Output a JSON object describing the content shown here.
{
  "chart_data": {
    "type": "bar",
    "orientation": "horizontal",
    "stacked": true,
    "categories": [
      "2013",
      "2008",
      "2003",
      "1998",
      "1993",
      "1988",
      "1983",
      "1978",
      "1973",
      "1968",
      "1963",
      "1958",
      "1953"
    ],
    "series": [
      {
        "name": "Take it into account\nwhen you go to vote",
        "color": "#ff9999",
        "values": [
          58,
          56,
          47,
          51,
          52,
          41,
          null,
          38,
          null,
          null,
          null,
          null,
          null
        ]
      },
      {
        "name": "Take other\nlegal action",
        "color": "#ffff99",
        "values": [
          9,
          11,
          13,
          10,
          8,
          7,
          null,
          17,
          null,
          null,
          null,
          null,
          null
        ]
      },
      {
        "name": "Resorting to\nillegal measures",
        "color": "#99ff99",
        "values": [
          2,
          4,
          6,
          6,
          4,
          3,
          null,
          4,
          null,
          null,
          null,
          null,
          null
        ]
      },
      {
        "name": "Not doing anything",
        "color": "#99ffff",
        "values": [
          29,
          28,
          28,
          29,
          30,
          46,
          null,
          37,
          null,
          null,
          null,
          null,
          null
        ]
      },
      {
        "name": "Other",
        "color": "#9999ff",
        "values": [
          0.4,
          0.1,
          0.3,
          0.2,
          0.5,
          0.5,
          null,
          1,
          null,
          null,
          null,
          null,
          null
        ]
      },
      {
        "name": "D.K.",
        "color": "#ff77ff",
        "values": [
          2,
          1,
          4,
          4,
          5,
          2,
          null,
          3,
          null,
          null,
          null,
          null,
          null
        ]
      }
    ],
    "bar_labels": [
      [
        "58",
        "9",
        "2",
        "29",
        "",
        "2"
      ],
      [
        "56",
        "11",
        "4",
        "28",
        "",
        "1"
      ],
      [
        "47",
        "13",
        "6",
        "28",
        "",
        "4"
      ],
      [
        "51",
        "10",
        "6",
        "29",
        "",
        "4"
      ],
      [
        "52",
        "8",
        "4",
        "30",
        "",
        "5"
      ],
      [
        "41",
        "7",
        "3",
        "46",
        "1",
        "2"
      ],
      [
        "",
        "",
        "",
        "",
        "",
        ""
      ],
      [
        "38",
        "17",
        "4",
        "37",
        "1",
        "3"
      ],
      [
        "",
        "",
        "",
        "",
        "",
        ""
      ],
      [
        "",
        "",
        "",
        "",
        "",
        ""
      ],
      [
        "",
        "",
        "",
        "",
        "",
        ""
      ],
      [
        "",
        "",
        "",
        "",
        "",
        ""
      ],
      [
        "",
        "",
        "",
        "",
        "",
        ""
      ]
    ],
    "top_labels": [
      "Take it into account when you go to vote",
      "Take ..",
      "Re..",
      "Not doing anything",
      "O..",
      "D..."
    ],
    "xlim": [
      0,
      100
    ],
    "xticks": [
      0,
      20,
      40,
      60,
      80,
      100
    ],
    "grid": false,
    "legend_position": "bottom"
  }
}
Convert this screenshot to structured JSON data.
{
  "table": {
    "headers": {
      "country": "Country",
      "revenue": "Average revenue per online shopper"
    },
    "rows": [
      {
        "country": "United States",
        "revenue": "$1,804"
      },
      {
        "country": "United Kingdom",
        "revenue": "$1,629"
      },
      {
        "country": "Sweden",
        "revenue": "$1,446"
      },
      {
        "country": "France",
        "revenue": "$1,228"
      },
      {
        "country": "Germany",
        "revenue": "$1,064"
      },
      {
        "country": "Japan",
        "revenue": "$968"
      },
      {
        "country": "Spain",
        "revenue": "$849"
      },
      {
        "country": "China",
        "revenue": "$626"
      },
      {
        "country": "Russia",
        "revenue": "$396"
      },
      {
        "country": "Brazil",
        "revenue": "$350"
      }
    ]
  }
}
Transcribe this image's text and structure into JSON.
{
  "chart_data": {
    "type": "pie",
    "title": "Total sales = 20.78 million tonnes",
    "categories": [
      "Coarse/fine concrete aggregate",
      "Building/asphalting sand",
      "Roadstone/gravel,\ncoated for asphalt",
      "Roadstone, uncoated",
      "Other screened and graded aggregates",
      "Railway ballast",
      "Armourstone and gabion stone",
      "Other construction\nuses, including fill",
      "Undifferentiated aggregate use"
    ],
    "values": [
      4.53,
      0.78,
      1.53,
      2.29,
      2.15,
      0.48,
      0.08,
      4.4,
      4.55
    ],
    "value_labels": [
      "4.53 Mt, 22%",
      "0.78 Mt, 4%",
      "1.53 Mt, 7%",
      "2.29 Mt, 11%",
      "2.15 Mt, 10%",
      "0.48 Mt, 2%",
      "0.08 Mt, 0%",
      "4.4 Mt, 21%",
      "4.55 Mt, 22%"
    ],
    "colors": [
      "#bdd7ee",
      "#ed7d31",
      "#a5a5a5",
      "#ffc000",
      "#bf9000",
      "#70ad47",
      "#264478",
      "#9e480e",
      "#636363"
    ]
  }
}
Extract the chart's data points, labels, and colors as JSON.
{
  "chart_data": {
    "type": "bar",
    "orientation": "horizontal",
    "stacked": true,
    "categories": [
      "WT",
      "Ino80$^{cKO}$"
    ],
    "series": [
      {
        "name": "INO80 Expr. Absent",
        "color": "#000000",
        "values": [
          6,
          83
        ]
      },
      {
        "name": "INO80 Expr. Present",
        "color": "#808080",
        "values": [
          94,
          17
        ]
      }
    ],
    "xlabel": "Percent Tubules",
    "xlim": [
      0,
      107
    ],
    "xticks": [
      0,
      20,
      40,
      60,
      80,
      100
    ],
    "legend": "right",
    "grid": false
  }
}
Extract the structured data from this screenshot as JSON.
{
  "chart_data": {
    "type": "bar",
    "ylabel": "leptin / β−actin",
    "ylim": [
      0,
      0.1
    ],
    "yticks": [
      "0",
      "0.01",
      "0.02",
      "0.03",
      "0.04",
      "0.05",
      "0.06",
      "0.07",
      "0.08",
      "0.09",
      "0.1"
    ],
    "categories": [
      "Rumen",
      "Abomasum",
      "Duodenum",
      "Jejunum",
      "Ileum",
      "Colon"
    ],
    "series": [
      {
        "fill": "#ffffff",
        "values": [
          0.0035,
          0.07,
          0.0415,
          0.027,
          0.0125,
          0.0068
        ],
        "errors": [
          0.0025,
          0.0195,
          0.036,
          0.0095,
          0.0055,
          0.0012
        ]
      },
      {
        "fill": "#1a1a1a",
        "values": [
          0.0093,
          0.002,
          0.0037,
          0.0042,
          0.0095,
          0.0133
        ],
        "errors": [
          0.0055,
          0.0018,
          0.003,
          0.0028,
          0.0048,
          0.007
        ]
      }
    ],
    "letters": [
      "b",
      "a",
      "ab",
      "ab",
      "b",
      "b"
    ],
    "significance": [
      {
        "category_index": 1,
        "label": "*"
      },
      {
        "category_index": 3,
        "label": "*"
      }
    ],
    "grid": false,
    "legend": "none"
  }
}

★ ★ ★ ★ ★

> **What the task asks**: Gather up every line from the listing above in which the word "Extract" occurs.

> **Expected answer**:
Extract the chart's data points, labels, and colors as JSON.
Extract the structured data from this screenshot as JSON.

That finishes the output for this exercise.